A run of records:
# # # # # # #

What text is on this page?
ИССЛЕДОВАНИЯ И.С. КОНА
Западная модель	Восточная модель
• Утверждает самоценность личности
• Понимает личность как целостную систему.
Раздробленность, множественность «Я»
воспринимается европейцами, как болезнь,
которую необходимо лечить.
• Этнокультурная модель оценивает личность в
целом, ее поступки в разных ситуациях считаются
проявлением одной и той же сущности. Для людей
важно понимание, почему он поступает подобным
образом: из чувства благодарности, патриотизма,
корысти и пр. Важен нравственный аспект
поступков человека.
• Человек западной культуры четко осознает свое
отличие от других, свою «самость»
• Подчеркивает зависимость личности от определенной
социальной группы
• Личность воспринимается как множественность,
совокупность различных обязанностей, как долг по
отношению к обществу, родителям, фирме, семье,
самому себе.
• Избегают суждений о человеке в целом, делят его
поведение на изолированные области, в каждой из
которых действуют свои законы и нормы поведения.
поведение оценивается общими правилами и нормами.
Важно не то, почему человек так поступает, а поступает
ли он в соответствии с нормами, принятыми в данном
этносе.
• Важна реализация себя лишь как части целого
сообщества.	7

# # # # # # #

YOUR TASK:
Write out every line of the entries that holds the word "поведение".

FULL RESPONSE:
поведение на изолированные области, в каждой из
поведение оценивается общими правилами и нормами.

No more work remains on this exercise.